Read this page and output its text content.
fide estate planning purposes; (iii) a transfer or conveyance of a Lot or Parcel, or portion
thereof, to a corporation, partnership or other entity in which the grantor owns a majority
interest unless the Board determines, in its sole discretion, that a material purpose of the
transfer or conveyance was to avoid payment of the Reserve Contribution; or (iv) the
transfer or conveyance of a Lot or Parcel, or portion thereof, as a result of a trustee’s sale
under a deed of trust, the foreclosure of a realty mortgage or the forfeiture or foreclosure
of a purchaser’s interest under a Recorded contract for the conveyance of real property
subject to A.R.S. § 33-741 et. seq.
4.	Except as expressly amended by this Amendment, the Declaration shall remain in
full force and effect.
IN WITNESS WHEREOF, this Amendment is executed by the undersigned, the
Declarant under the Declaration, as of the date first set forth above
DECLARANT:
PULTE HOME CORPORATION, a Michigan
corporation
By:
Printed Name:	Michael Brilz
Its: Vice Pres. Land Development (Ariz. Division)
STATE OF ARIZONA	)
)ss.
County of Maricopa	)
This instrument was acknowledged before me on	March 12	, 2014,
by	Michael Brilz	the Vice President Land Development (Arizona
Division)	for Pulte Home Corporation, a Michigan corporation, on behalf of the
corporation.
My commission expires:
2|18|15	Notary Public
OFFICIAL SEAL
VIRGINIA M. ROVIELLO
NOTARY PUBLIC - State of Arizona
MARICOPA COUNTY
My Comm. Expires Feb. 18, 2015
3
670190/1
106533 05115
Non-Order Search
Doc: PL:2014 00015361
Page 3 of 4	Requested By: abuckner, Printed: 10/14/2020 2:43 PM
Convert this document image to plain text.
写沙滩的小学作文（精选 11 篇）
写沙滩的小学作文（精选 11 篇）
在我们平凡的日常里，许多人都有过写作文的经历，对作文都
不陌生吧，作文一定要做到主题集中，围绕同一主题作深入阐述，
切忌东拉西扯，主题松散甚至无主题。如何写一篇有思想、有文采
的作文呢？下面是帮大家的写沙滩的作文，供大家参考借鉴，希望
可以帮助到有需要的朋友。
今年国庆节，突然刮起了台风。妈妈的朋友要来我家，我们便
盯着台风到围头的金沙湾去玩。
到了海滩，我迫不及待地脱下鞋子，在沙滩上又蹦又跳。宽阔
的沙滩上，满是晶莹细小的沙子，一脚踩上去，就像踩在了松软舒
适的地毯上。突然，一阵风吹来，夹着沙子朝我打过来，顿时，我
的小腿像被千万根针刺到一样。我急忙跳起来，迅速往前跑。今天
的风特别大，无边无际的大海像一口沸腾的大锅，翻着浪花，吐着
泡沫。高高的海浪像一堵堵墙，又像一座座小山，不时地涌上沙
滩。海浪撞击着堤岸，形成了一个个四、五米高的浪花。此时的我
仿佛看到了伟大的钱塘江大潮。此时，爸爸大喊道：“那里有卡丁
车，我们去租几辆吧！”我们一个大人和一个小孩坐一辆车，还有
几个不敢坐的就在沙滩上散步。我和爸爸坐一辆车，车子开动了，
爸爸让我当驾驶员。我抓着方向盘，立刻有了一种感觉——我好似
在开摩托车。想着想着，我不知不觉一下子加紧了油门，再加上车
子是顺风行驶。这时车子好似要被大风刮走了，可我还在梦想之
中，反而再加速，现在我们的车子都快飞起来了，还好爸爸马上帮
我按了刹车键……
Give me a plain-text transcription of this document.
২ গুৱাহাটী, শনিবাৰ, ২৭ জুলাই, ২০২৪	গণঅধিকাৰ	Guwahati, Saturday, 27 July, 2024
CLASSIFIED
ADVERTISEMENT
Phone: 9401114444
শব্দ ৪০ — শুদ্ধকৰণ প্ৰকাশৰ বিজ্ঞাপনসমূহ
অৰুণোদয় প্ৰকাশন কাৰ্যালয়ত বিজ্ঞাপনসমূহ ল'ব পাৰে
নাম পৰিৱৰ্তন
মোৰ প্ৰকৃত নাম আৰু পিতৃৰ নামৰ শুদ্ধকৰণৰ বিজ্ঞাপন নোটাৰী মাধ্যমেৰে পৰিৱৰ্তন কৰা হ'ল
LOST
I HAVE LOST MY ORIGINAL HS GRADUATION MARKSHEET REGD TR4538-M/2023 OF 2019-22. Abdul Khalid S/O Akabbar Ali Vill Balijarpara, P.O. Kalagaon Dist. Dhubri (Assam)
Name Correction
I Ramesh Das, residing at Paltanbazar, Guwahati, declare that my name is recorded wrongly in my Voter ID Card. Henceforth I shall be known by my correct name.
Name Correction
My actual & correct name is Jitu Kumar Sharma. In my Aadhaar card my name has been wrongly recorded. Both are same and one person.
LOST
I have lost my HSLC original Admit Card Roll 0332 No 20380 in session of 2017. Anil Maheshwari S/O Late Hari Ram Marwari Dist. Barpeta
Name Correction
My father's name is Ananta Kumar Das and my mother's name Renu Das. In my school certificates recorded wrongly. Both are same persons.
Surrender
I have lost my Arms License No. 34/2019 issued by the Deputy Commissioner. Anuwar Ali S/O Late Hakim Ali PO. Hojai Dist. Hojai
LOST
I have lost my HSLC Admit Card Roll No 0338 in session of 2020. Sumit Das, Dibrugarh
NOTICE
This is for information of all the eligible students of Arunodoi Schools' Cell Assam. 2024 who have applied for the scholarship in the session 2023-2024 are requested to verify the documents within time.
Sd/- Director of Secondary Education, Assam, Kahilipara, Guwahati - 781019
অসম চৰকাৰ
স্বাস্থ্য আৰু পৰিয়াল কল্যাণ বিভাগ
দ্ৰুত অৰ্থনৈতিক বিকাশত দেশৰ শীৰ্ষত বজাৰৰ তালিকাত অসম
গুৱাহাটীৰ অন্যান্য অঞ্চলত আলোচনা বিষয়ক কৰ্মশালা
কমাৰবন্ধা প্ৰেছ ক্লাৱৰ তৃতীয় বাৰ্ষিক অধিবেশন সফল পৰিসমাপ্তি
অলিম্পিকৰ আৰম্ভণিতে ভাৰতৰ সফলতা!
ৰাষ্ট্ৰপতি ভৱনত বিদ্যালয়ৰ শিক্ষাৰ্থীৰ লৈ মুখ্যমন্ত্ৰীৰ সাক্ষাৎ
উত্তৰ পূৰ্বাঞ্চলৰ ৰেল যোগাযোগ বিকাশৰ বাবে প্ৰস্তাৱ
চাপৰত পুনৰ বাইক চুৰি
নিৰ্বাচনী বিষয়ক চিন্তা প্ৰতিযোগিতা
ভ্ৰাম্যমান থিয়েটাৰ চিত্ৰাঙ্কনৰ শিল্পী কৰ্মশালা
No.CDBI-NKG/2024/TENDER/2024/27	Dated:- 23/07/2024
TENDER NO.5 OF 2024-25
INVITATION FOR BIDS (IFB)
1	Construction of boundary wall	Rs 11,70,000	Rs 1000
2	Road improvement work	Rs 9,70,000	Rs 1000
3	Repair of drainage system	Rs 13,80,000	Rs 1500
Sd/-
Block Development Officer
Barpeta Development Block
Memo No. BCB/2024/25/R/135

......

=== TASK ===
Return every line of the preceding records in which the word "transfer" appears.

=== WORKED ANSWER ===
fide estate planning purposes; (iii) a transfer or conveyance of a Lot or Parcel, or portion
transfer or conveyance was to avoid payment of the Reserve Contribution; or (iv) the
transfer or conveyance of a Lot or Parcel, or portion thereof, as a result of a trustee’s sale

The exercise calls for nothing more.